递归
function factorial(n) {
if (n === 1) return 1;
return n * factorial(n - 1);
}
factorial(5) // 120
上面代码是一个阶乘函数,计算n的阶乘,最多需要保存n个调用记录,复杂度 O(n) 。
尾递归
function factorial(n, total) {
if (n === 1) return total;
return factorial(n - 1, n * total);
}
factorial(5, 1) // 120
factorial(4, 5*1)
factorial(3, 4*5*1)
factorial(2, 3*4*5*1)
factorial(1, 2*3*4*5*1) -> return 2*3*4*5*1
改写成尾递归,只保留一个调用记录,复杂度 O(1) 。
数组求和
function sumArray(arr, total = 0) {
if(arr.length === 0) {
return total
}
return sumArray(arr, total + arr.pop())
}
使用尾递归优化求斐波那契数列
function factorial2 (n, start = 1, total = 1) {
if(n <= 2){
return total
}
return factorial2 (n -1, total, total + start)

所给记录:
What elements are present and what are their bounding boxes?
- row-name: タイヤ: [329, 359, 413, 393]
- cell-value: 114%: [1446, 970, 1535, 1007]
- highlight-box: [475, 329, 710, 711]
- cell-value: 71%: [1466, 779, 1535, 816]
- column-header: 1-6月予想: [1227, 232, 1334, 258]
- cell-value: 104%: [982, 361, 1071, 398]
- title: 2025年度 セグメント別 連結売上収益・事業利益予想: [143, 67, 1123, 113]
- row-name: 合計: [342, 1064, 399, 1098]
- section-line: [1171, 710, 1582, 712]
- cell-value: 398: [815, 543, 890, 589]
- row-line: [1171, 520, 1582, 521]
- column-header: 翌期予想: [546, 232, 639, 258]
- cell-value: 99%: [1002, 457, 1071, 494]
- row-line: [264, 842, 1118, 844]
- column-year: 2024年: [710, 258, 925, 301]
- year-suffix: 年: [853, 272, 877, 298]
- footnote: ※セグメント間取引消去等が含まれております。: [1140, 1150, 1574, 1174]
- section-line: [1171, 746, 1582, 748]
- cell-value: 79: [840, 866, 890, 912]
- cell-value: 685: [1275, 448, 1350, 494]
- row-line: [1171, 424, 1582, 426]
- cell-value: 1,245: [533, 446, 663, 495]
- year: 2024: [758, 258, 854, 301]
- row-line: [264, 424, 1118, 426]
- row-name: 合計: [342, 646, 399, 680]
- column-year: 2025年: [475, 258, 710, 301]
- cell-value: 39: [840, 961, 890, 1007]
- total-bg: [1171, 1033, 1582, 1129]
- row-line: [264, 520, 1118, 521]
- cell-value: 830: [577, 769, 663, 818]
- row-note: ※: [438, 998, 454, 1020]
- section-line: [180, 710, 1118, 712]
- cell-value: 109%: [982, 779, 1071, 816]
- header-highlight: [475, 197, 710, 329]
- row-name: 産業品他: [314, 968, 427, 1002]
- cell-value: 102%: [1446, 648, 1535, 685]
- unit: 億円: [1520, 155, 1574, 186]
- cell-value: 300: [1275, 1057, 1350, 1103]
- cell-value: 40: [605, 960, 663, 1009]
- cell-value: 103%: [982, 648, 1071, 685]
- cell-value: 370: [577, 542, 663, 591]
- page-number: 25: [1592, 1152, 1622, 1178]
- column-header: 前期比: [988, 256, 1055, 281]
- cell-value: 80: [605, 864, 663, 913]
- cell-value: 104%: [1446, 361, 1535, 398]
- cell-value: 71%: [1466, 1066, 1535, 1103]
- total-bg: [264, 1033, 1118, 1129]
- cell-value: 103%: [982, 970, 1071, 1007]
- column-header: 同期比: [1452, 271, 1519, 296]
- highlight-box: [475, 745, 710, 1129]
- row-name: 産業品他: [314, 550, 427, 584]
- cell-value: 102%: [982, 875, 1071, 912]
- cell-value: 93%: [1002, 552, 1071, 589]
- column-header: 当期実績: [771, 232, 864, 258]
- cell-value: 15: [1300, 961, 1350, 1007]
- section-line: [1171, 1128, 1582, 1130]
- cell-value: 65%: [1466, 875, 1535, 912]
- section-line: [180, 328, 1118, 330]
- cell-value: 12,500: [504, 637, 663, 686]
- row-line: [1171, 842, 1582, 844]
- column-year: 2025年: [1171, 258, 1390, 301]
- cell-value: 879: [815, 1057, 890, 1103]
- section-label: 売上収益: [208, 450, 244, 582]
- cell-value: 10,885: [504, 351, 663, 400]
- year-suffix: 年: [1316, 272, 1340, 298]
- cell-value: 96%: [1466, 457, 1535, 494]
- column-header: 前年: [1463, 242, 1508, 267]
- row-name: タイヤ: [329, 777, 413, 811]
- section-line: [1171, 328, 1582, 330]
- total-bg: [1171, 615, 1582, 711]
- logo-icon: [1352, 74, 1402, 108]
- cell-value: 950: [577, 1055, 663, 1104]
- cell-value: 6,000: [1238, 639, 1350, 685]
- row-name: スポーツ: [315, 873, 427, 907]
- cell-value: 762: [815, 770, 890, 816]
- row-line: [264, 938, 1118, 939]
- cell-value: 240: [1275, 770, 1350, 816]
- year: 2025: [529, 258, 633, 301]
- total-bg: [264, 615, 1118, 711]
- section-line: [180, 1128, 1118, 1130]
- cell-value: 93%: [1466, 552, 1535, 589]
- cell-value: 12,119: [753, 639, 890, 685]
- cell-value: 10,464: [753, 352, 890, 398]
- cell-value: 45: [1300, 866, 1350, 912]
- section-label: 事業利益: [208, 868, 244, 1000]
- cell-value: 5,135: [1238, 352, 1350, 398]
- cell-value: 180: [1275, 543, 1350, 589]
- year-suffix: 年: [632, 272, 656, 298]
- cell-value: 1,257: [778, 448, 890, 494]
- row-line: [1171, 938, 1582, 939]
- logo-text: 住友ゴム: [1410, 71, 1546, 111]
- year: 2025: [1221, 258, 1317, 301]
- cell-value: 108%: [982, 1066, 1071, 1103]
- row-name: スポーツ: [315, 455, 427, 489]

练习要求:
1. 按照节选内容的说法,普通递归写法的阶乘函数最多需要保存多少个调用记录?
2. 请把节选内容中从“factorial(2, 3*4*5*1)”起、一直到“total + arr.pop())”为止的部分重新写出,并将其中的“sumArray”换成“addAll”。
这些记录与节选内容没有关系。

参考答案:
1. 最多需要保存n个调用记录。

2.
factorial(2, 3*4*5*1)
factorial(1, 2*3*4*5*1) -> return 2*3*4*5*1
改写成尾递归,只保留一个调用记录,复杂度 O(1) 。
数组求和
function addAll(arr, total = 0) {
if(arr.length === 0) {
return total
}
return addAll(arr, total + arr.pop())